====== TASK INPUT ======
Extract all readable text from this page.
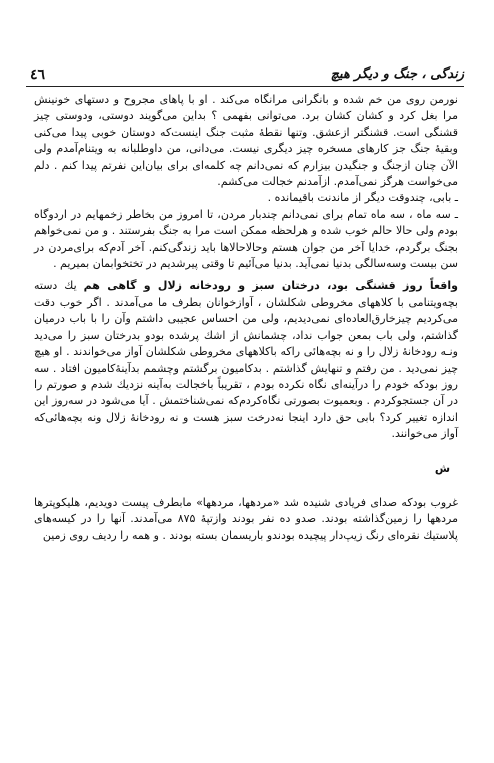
زندگی ، جنگ و دیگر هیچ
٤٦

نورمن روی من خم شده و بانگرانی مرانگاه می‌کند . او با پاهای مجروح و دستهای خونینش مرا بغل کرد و کشان کشان برد. می‌توانی بفهمی ؟ بداین می‌گویند دوستی، ودوستی چیز قشنگی است. قشنگتر ازعشق. وتنها نقطهٔ مثبت جنگ اینست‌که دوستان خوبی پیدا می‌کنی وبقیهٔ جنگ جز کارهای مسخره چیز دیگری نیست. می‌دانی، من داوطلبانه به ویتنام‌آمدم ولی الآن چنان ازجنگ و جنگیدن بیزارم که نمی‌دانم چه کلمه‌ای برای بیان‌این نفرتم پیدا کنم . دلم می‌خواست هرگز نمی‌آمدم. ازآمدنم خجالت می‌کشم.

ـ بابی، چندوقت دیگر از ماندنت باقیمانده .

ـ سه ماه ، سه ماه تمام برای نمی‌دانم چندبار مردن، تا امروز من بخاطر زخمهایم در اردوگاه بودم ولی حالا حالم خوب شده و هرلحظه ممکن است مرا به جنگ بفرستند . و من نمی‌خواهم بجنگ برگردم، خدایا آخر من جوان هستم وحالاحالاها باید زندگی‌کنم. آخر آدم‌که برای‌مردن در سن بیست وسه‌سالگی بدنیا نمی‌آید. بدنیا می‌آئیم تا وقتی پیرشدیم در تختخوابمان بمیریم .

واقعاً روز قشنگی بود، درختان سبز و رودخانه زلال و گاهی هم یك دسته بچه‌ویتنامی با کلاههای مخروطی شکلشان ، آوازخوانان بطرف ما می‌آمدند . اگر خوب دقت می‌کردیم چیزخارق‌العاده‌ای نمی‌دیدیم، ولی من احساس عجیبی داشتم وآن را با باب درمیان گذاشتم، ولی باب بمعن جواب نداد، چشمانش از اشك پرشده بودو بدرختان سبز را می‌دید ونـه رودخانهٔ زلال را و نه بچه‌هائی راکه باکلاههای مخروطی شکلشان آواز می‌خواندند . او هیچ چیز نمی‌دید . من رفتم و تنهایش گذاشتم . بدکامیون برگشتم وچشمم بدآینهٔ‌کامیون افتاد . سه روز بودکه خودم را درآینه‌ای نگاه نکرده بودم ، تقریباً باخجالت به‌آینه نزدیك شدم و صورتم را در آن جستجوکردم . وبعمیوت بصورتی نگاه‌کردم‌که نمی‌شناختمش . آیا می‌شود در سه‌روز این اندازه تغییر کرد؟ بابی حق دارد اینجا نه‌درخت سبز هست و نه رودخانهٔ زلال ونه بچه‌هائی‌که آواز می‌خوانند.

ش

غروب بودکه صدای فریادی شنیده شد «مردهها، مردهها» مابطرف پیست دویدیم، هلیکوپترها مردهها را زمین‌گذاشته بودند. صدو ده نفر بودند وازتپهٔ ۸۷۵ می‌آمدند. آنها را در کیسه‌های پلاستیك نقره‌ای رنگ زیپ‌دار پیچیده بودندو باریسمان بسته بودند . و همه را ردیف روی زمین
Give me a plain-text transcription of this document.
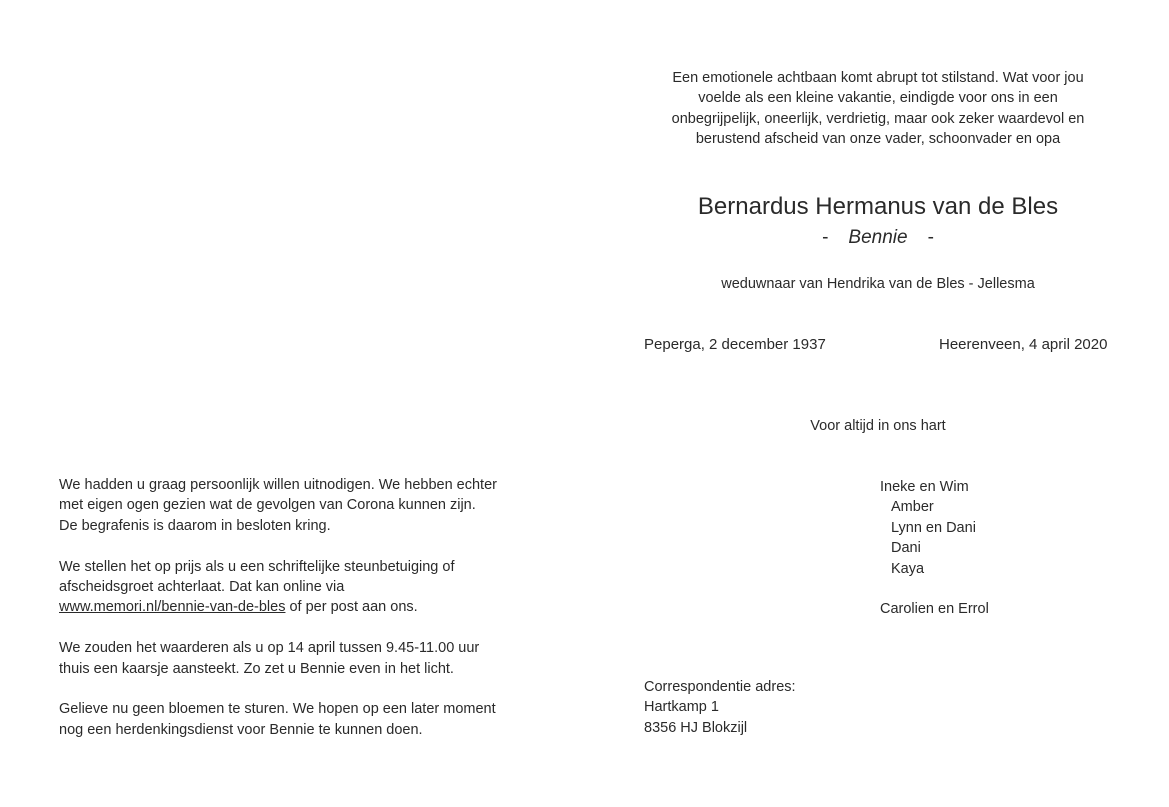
Een emotionele achtbaan komt abrupt tot stilstand. Wat voor jou
voelde als een kleine vakantie, eindigde voor ons in een
onbegrijpelijk, oneerlijk, verdrietig, maar ook zeker waardevol en
berustend afscheid van onze vader, schoonvader en opa
Bernardus Hermanus van de Bles
- Bennie -
weduwnaar van Hendrika van de Bles - Jellesma
Peperga, 2 december 1937	Heerenveen, 4 april 2020
Voor altijd in ons hart
Ineke en Wim
Amber
Lynn en Dani
Dani
Kaya
Carolien en Errol
Correspondentie adres:
Hartkamp 1
8356 HJ Blokzijl
We hadden u graag persoonlijk willen uitnodigen. We hebben echter
met eigen ogen gezien wat de gevolgen van Corona kunnen zijn.
De begrafenis is daarom in besloten kring.
We stellen het op prijs als u een schriftelijke steunbetuiging of
afscheidsgroet achterlaat. Dat kan online via
www.memori.nl/bennie-van-de-bles of per post aan ons.
We zouden het waarderen als u op 14 april tussen 9.45-11.00 uur
thuis een kaarsje aansteekt. Zo zet u Bennie even in het licht.
Gelieve nu geen bloemen te sturen. We hopen op een later moment
nog een herdenkingsdienst voor Bennie te kunnen doen.
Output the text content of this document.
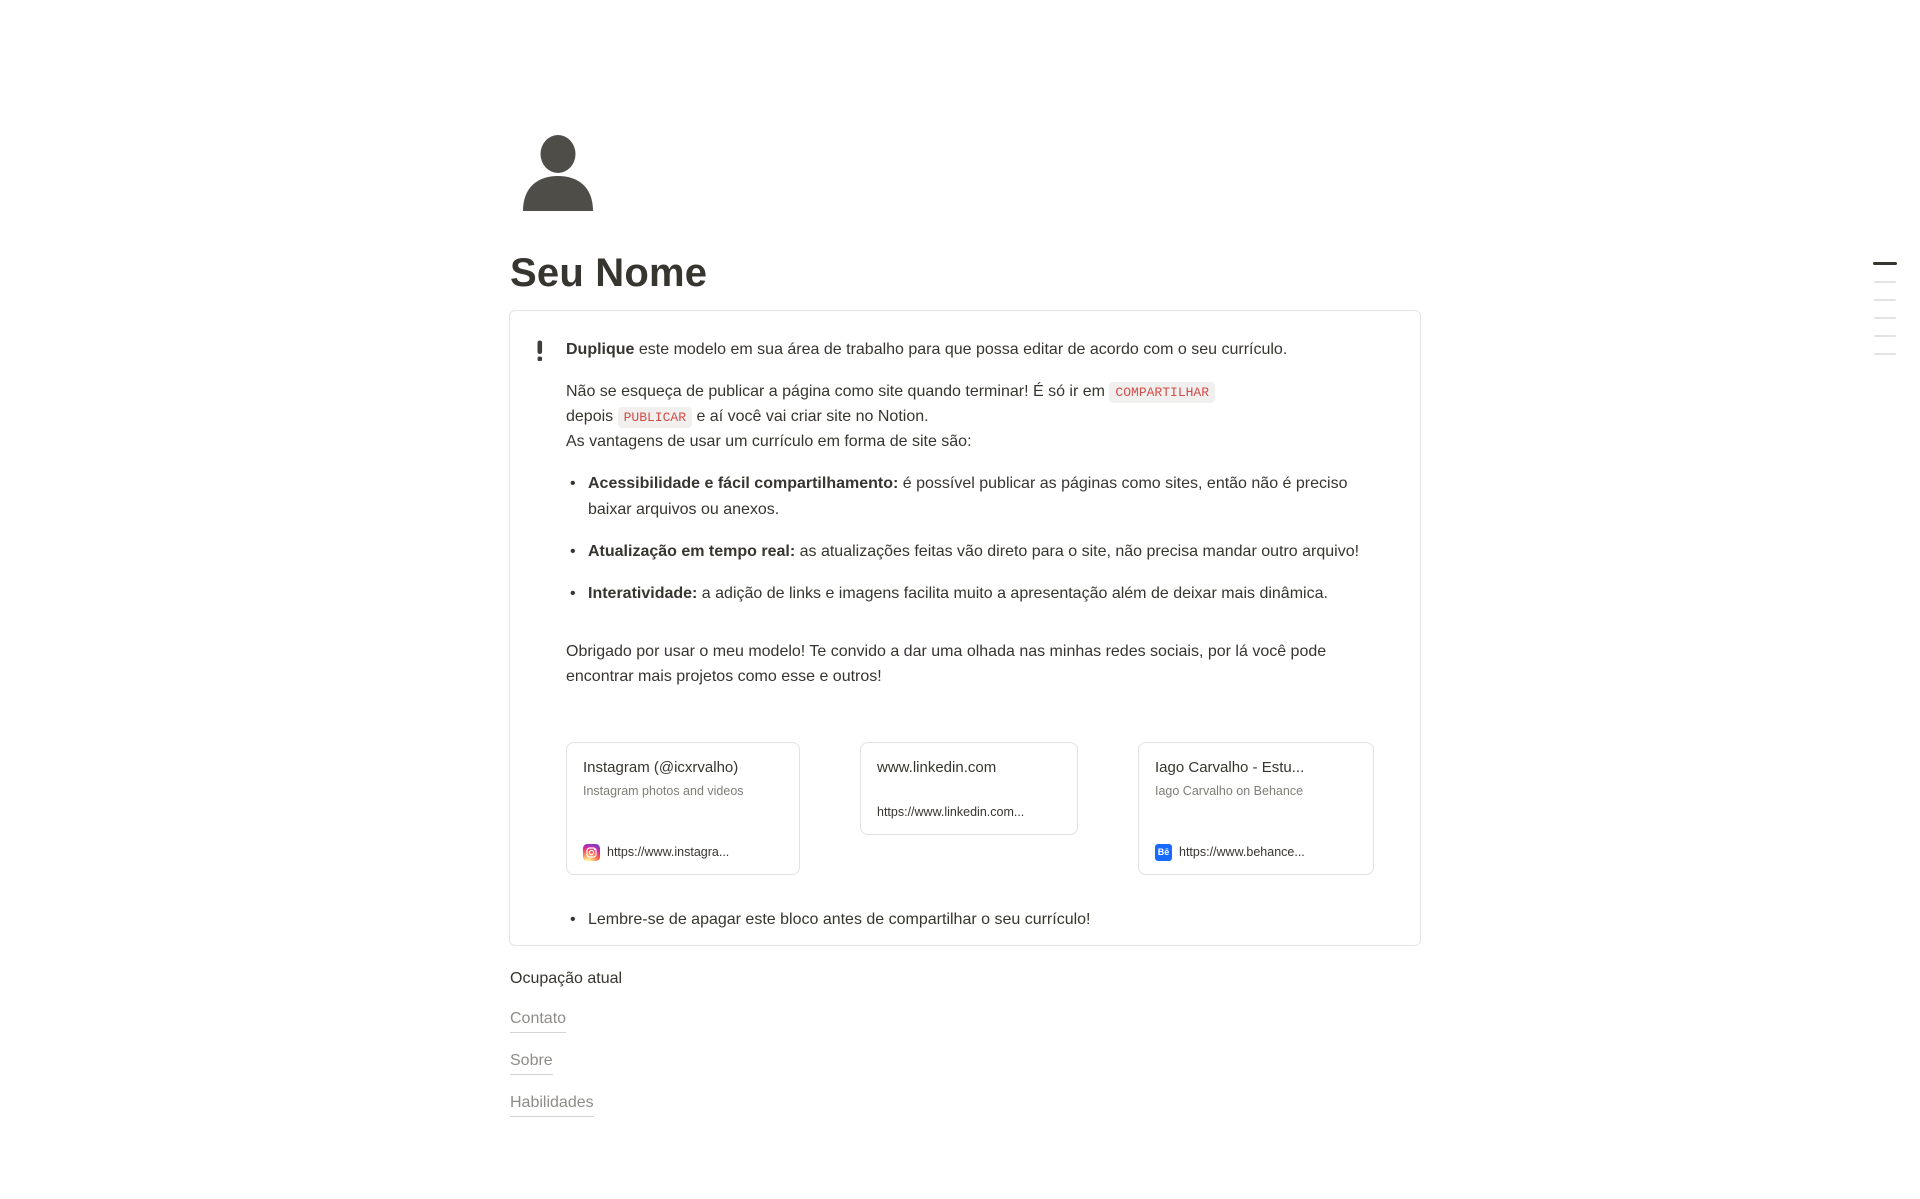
Seu Nome

Duplique este modelo em sua área de trabalho para que possa editar de acordo com o seu currículo.

Não se esqueça de publicar a página como site quando terminar! É só ir em COMPARTILHAR
depois PUBLICAR e aí você vai criar site no Notion.
As vantagens de usar um currículo em forma de site são:

• Acessibilidade e fácil compartilhamento: é possível publicar as páginas como sites, então não é preciso baixar arquivos ou anexos.
• Atualização em tempo real: as atualizações feitas vão direto para o site, não precisa mandar outro arquivo!
• Interatividade: a adição de links e imagens facilita muito a apresentação além de deixar mais dinâmica.

Obrigado por usar o meu modelo! Te convido a dar uma olhada nas minhas redes sociais, por lá você pode encontrar mais projetos como esse e outros!

Instagram (@icxrvalho)
Instagram photos and videos
https://www.instagra...
www.linkedin.com
https://www.linkedin.com...
Iago Carvalho - Estu...
Iago Carvalho on Behance
Bē https://www.behance...
• Lembre-se de apagar este bloco antes de compartilhar o seu currículo!
Ocupação atual
Contato
Sobre
Habilidades
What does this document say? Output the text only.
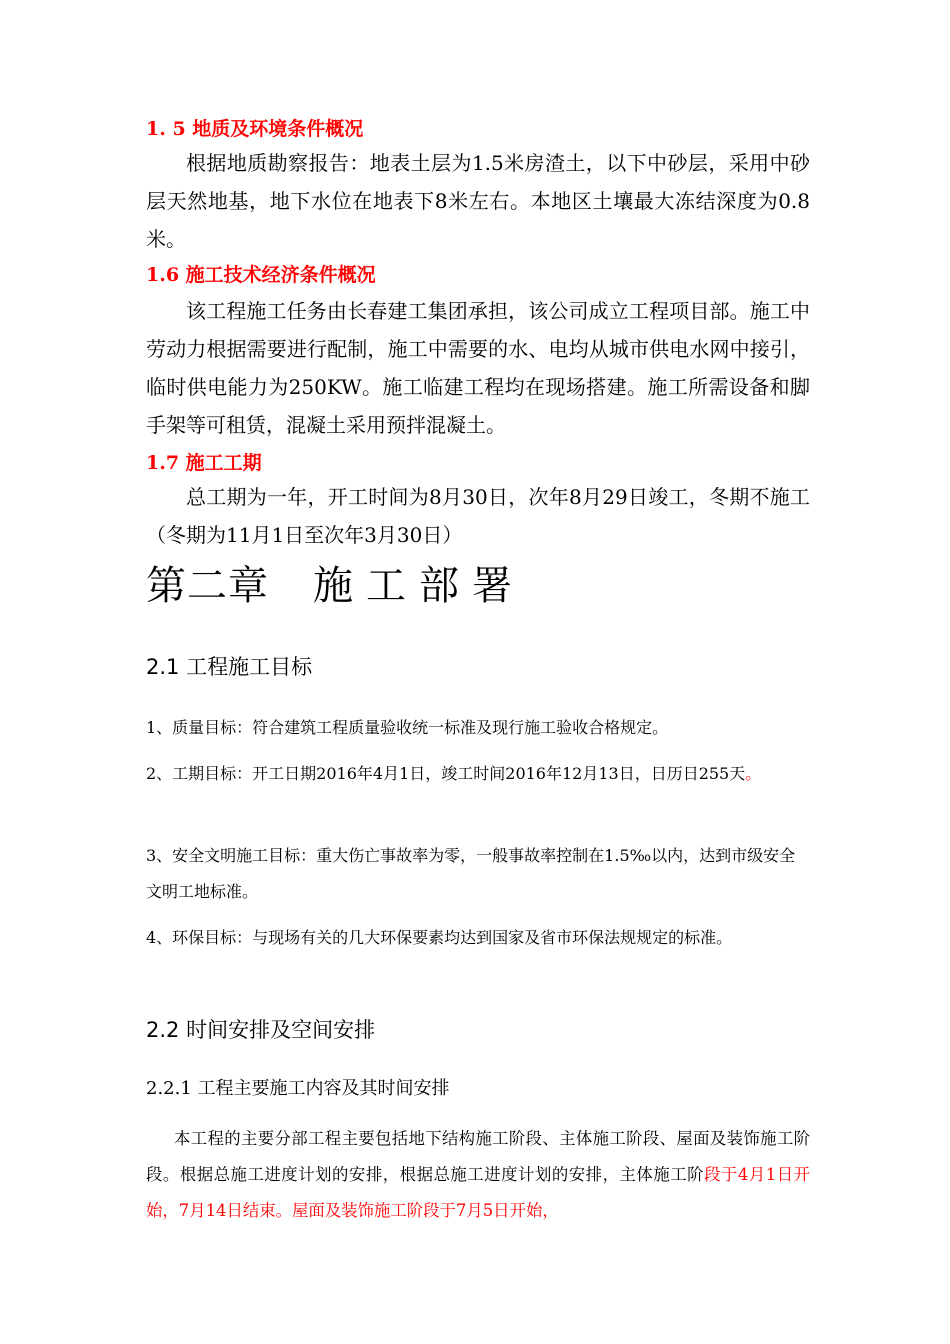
1. 5 地质及环境条件概况
根据地质勘察报告：地表土层为1.5米房渣土，以下中砂层，采用中砂层天然地基，地下水位在地表下8米左右。本地区土壤最大冻结深度为0.8米。
1.6 施工技术经济条件概况
该工程施工任务由长春建工集团承担，该公司成立工程项目部。施工中劳动力根据需要进行配制，施工中需要的水、电均从城市供电水网中接引，临时供电能力为250KW。施工临建工程均在现场搭建。施工所需设备和脚手架等可租赁，混凝土采用预拌混凝土。
1.7 施工工期
总工期为一年，开工时间为8月30日，次年8月29日竣工，冬期不施工（冬期为11月1日至次年3月30日）
第二章 施工部署
2.1 工程施工目标
1、质量目标：符合建筑工程质量验收统一标准及现行施工验收合格规定。
2、工期目标：开工日期2016年4月1日，竣工时间2016年12月13日，日历日255天。
3、安全文明施工目标：重大伤亡事故率为零，一般事故率控制在1.5‰以内，达到市级安全文明工地标准。
4、环保目标：与现场有关的几大环保要素均达到国家及省市环保法规规定的标准。
2.2 时间安排及空间安排
2.2.1 工程主要施工内容及其时间安排
本工程的主要分部工程主要包括地下结构施工阶段、主体施工阶段、屋面及装饰施工阶段。根据总施工进度计划的安排，根据总施工进度计划的安排，主体施工阶段于4月1日开始，7月14日结束。屋面及装饰施工阶段于7月5日开始，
======
> _BRIEF_: All of the data above should be quoted exactly, except for the pictures.

> _ANSWER BELOW_:
Extract all readable text from this page.
زندگی ، جنگ و دیگر هیچ
٤٦

نورمن روی من خم شده و بانگرانی مرانگاه می‌کند . او با پاهای مجروح و دستهای خونینش مرا بغل کرد و کشان کشان برد. می‌توانی بفهمی ؟ بداین می‌گویند دوستی، ودوستی چیز قشنگی است. قشنگتر ازعشق. وتنها نقطهٔ مثبت جنگ اینست‌که دوستان خوبی پیدا می‌کنی وبقیهٔ جنگ جز کارهای مسخره چیز دیگری نیست. می‌دانی، من داوطلبانه به ویتنام‌آمدم ولی الآن چنان ازجنگ و جنگیدن بیزارم که نمی‌دانم چه کلمه‌ای برای بیان‌این نفرتم پیدا کنم . دلم می‌خواست هرگز نمی‌آمدم. ازآمدنم خجالت می‌کشم.

ـ بابی، چندوقت دیگر از ماندنت باقیمانده .

ـ سه ماه ، سه ماه تمام برای نمی‌دانم چندبار مردن، تا امروز من بخاطر زخمهایم در اردوگاه بودم ولی حالا حالم خوب شده و هرلحظه ممکن است مرا به جنگ بفرستند . و من نمی‌خواهم بجنگ برگردم، خدایا آخر من جوان هستم وحالاحالاها باید زندگی‌کنم. آخر آدم‌که برای‌مردن در سن بیست وسه‌سالگی بدنیا نمی‌آید. بدنیا می‌آئیم تا وقتی پیرشدیم در تختخوابمان بمیریم .

واقعاً روز قشنگی بود، درختان سبز و رودخانه زلال و گاهی هم یك دسته بچه‌ویتنامی با کلاههای مخروطی شکلشان ، آوازخوانان بطرف ما می‌آمدند . اگر خوب دقت می‌کردیم چیزخارق‌العاده‌ای نمی‌دیدیم، ولی من احساس عجیبی داشتم وآن را با باب درمیان گذاشتم، ولی باب بمعن جواب نداد، چشمانش از اشك پرشده بودو بدرختان سبز را می‌دید ونـه رودخانهٔ زلال را و نه بچه‌هائی راکه باکلاههای مخروطی شکلشان آواز می‌خواندند . او هیچ چیز نمی‌دید . من رفتم و تنهایش گذاشتم . بدکامیون برگشتم وچشمم بدآینهٔ‌کامیون افتاد . سه روز بودکه خودم را درآینه‌ای نگاه نکرده بودم ، تقریباً باخجالت به‌آینه نزدیك شدم و صورتم را در آن جستجوکردم . وبعمیوت بصورتی نگاه‌کردم‌که نمی‌شناختمش . آیا می‌شود در سه‌روز این اندازه تغییر کرد؟ بابی حق دارد اینجا نه‌درخت سبز هست و نه رودخانهٔ زلال ونه بچه‌هائی‌که آواز می‌خوانند.

ش

غروب بودکه صدای فریادی شنیده شد «مردهها، مردهها» مابطرف پیست دویدیم، هلیکوپترها مردهها را زمین‌گذاشته بودند. صدو ده نفر بودند وازتپهٔ ۸۷۵ می‌آمدند. آنها را در کیسه‌های پلاستیك نقره‌ای رنگ زیپ‌دار پیچیده بودندو باریسمان بسته بودند . و همه را ردیف روی زمین
Give me a plain-text transcription of this document.
Een emotionele achtbaan komt abrupt tot stilstand. Wat voor jou
voelde als een kleine vakantie, eindigde voor ons in een
onbegrijpelijk, oneerlijk, verdrietig, maar ook zeker waardevol en
berustend afscheid van onze vader, schoonvader en opa
Bernardus Hermanus van de Bles
- Bennie -
weduwnaar van Hendrika van de Bles - Jellesma
Peperga, 2 december 1937	Heerenveen, 4 april 2020
Voor altijd in ons hart
Ineke en Wim
Amber
Lynn en Dani
Dani
Kaya
Carolien en Errol
Correspondentie adres:
Hartkamp 1
8356 HJ Blokzijl
We hadden u graag persoonlijk willen uitnodigen. We hebben echter
met eigen ogen gezien wat de gevolgen van Corona kunnen zijn.
De begrafenis is daarom in besloten kring.
We stellen het op prijs als u een schriftelijke steunbetuiging of
afscheidsgroet achterlaat. Dat kan online via
www.memori.nl/bennie-van-de-bles of per post aan ons.
We zouden het waarderen als u op 14 april tussen 9.45-11.00 uur
thuis een kaarsje aansteekt. Zo zet u Bennie even in het licht.
Gelieve nu geen bloemen te sturen. We hopen op een later moment
nog een herdenkingsdienst voor Bennie te kunnen doen.
Output the text content of this document.
Seu Nome

Duplique este modelo em sua área de trabalho para que possa editar de acordo com o seu currículo.

Não se esqueça de publicar a página como site quando terminar! É só ir em COMPARTILHAR
depois PUBLICAR e aí você vai criar site no Notion.
As vantagens de usar um currículo em forma de site são:

• Acessibilidade e fácil compartilhamento: é possível publicar as páginas como sites, então não é preciso baixar arquivos ou anexos.
• Atualização em tempo real: as atualizações feitas vão direto para o site, não precisa mandar outro arquivo!
• Interatividade: a adição de links e imagens facilita muito a apresentação além de deixar mais dinâmica.

Obrigado por usar o meu modelo! Te convido a dar uma olhada nas minhas redes sociais, por lá você pode encontrar mais projetos como esse e outros!

Instagram (@icxrvalho)
Instagram photos and videos
https://www.instagra...
www.linkedin.com
https://www.linkedin.com...
Iago Carvalho - Estu...
Iago Carvalho on Behance
Bē https://www.behance...
• Lembre-se de apagar este bloco antes de compartilhar o seu currículo!
Ocupação atual
Contato
Sobre
Habilidades
What does this document say? Output the text only.
1. 5 地质及环境条件概况
根据地质勘察报告：地表土层为1.5米房渣土，以下中砂层，采用中砂层天然地基，地下水位在地表下8米左右。本地区土壤最大冻结深度为0.8米。
1.6 施工技术经济条件概况
该工程施工任务由长春建工集团承担，该公司成立工程项目部。施工中劳动力根据需要进行配制，施工中需要的水、电均从城市供电水网中接引，临时供电能力为250KW。施工临建工程均在现场搭建。施工所需设备和脚手架等可租赁，混凝土采用预拌混凝土。
1.7 施工工期
总工期为一年，开工时间为8月30日，次年8月29日竣工，冬期不施工（冬期为11月1日至次年3月30日）
第二章 施工部署
2.1 工程施工目标
1、质量目标：符合建筑工程质量验收统一标准及现行施工验收合格规定。
2、工期目标：开工日期2016年4月1日，竣工时间2016年12月13日，日历日255天。
3、安全文明施工目标：重大伤亡事故率为零，一般事故率控制在1.5‰以内，达到市级安全文明工地标准。
4、环保目标：与现场有关的几大环保要素均达到国家及省市环保法规规定的标准。
2.2 时间安排及空间安排
2.2.1 工程主要施工内容及其时间安排
本工程的主要分部工程主要包括地下结构施工阶段、主体施工阶段、屋面及装饰施工阶段。根据总施工进度计划的安排，根据总施工进度计划的安排，主体施工阶段于4月1日开始，7月14日结束。屋面及装饰施工阶段于7月5日开始，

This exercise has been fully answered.